> **Task to complete**
Consider the records below. How many of their lines include the word "color"? State the number and nothing else.

Records that describe figures
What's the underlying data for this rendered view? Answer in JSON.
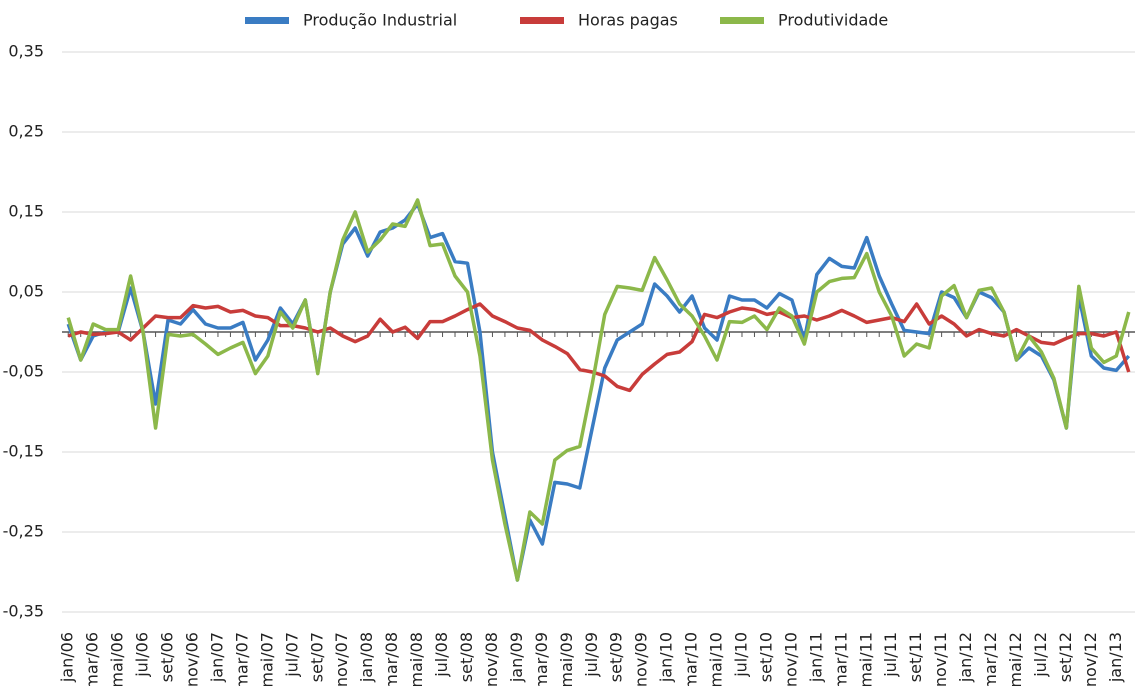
{
  "chart_data": {
    "type": "line",
    "categories": [
      "jan/06",
      null,
      "mar/06",
      null,
      "mai/06",
      null,
      "jul/06",
      null,
      "set/06",
      null,
      "nov/06",
      null,
      "jan/07",
      null,
      "mar/07",
      null,
      "mai/07",
      null,
      "jul/07",
      null,
      "set/07",
      null,
      "nov/07",
      null,
      "jan/08",
      null,
      "mar/08",
      null,
      "mai/08",
      null,
      "jul/08",
      null,
      "set/08",
      null,
      "nov/08",
      null,
      "jan/09",
      null,
      "mar/09",
      null,
      "mai/09",
      null,
      "jul/09",
      null,
      "set/09",
      null,
      "nov/09",
      null,
      "jan/10",
      null,
      "mar/10",
      null,
      "mai/10",
      null,
      "jul/10",
      null,
      "set/10",
      null,
      "nov/10",
      null,
      "jan/11",
      null,
      "mar/11",
      null,
      "mai/11",
      null,
      "jul/11",
      null,
      "set/11",
      null,
      "nov/11",
      null,
      "jan/12",
      null,
      "mar/12",
      null,
      "mai/12",
      null,
      "jul/12",
      null,
      "set/12",
      null,
      "nov/12",
      null,
      "jan/13",
      null
    ],
    "series": [
      {
        "name": "Produção Industrial",
        "color": "#3a7cc3",
        "values": [
          0.01,
          -0.035,
          -0.005,
          0.0,
          0.0,
          0.055,
          0.0,
          -0.09,
          0.015,
          0.01,
          0.028,
          0.01,
          0.005,
          0.005,
          0.012,
          -0.035,
          -0.01,
          0.03,
          0.01,
          0.04,
          -0.05,
          0.05,
          0.11,
          0.13,
          0.095,
          0.125,
          0.13,
          0.14,
          0.16,
          0.118,
          0.123,
          0.088,
          0.086,
          0.0,
          -0.15,
          -0.23,
          -0.31,
          -0.235,
          -0.265,
          -0.188,
          -0.19,
          -0.195,
          -0.12,
          -0.045,
          -0.01,
          0.0,
          0.01,
          0.06,
          0.045,
          0.025,
          0.045,
          0.005,
          -0.01,
          0.045,
          0.04,
          0.04,
          0.03,
          0.048,
          0.04,
          -0.01,
          0.072,
          0.092,
          0.082,
          0.08,
          0.118,
          0.07,
          0.035,
          0.002,
          0.0,
          -0.002,
          0.05,
          0.043,
          0.018,
          0.05,
          0.043,
          0.025,
          -0.035,
          -0.02,
          -0.03,
          -0.06,
          -0.12,
          0.045,
          -0.03,
          -0.045,
          -0.048,
          -0.03
        ]
      },
      {
        "name": "Horas pagas",
        "color": "#c83c3a",
        "values": [
          -0.005,
          0.0,
          -0.003,
          -0.002,
          0.0,
          -0.01,
          0.005,
          0.02,
          0.018,
          0.018,
          0.033,
          0.03,
          0.032,
          0.025,
          0.027,
          0.02,
          0.018,
          0.008,
          0.008,
          0.005,
          0.0,
          0.005,
          -0.005,
          -0.012,
          -0.005,
          0.016,
          0.0,
          0.006,
          -0.008,
          0.013,
          0.013,
          0.02,
          0.028,
          0.035,
          0.02,
          0.013,
          0.005,
          0.002,
          -0.01,
          -0.018,
          -0.027,
          -0.047,
          -0.05,
          -0.055,
          -0.068,
          -0.073,
          -0.053,
          -0.04,
          -0.028,
          -0.025,
          -0.012,
          0.022,
          0.018,
          0.025,
          0.03,
          0.028,
          0.022,
          0.025,
          0.018,
          0.02,
          0.015,
          0.02,
          0.027,
          0.02,
          0.012,
          0.015,
          0.018,
          0.013,
          0.035,
          0.01,
          0.02,
          0.01,
          -0.005,
          0.003,
          -0.002,
          -0.005,
          0.003,
          -0.005,
          -0.013,
          -0.015,
          -0.008,
          -0.002,
          -0.002,
          -0.005,
          0.0,
          -0.05
        ]
      },
      {
        "name": "Produtividade",
        "color": "#8cb84a",
        "values": [
          0.018,
          -0.035,
          0.01,
          0.003,
          0.003,
          0.07,
          0.0,
          -0.12,
          -0.003,
          -0.005,
          -0.003,
          -0.015,
          -0.028,
          -0.02,
          -0.013,
          -0.052,
          -0.03,
          0.025,
          0.005,
          0.04,
          -0.052,
          0.05,
          0.115,
          0.15,
          0.1,
          0.115,
          0.135,
          0.132,
          0.165,
          0.108,
          0.11,
          0.07,
          0.05,
          -0.03,
          -0.16,
          -0.24,
          -0.31,
          -0.225,
          -0.24,
          -0.16,
          -0.148,
          -0.143,
          -0.065,
          0.022,
          0.057,
          0.055,
          0.052,
          0.093,
          0.065,
          0.035,
          0.02,
          -0.005,
          -0.035,
          0.013,
          0.012,
          0.02,
          0.003,
          0.03,
          0.02,
          -0.015,
          0.05,
          0.063,
          0.067,
          0.068,
          0.098,
          0.05,
          0.02,
          -0.03,
          -0.015,
          -0.02,
          0.045,
          0.058,
          0.018,
          0.052,
          0.055,
          0.025,
          -0.035,
          -0.005,
          -0.025,
          -0.058,
          -0.12,
          0.057,
          -0.02,
          -0.038,
          -0.03,
          0.025
        ]
      }
    ],
    "ylim": [
      -0.35,
      0.35
    ],
    "yticks": [
      {
        "value": -0.35,
        "label": "-0,35"
      },
      {
        "value": -0.25,
        "label": "-0,25"
      },
      {
        "value": -0.15,
        "label": "-0,15"
      },
      {
        "value": -0.05,
        "label": "-0,05"
      },
      {
        "value": 0.05,
        "label": "0,05"
      },
      {
        "value": 0.15,
        "label": "0,15"
      },
      {
        "value": 0.25,
        "label": "0,25"
      },
      {
        "value": 0.35,
        "label": "0,35"
      }
    ],
    "grid": true,
    "legend": "top"
  }
}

> **Task solution**
3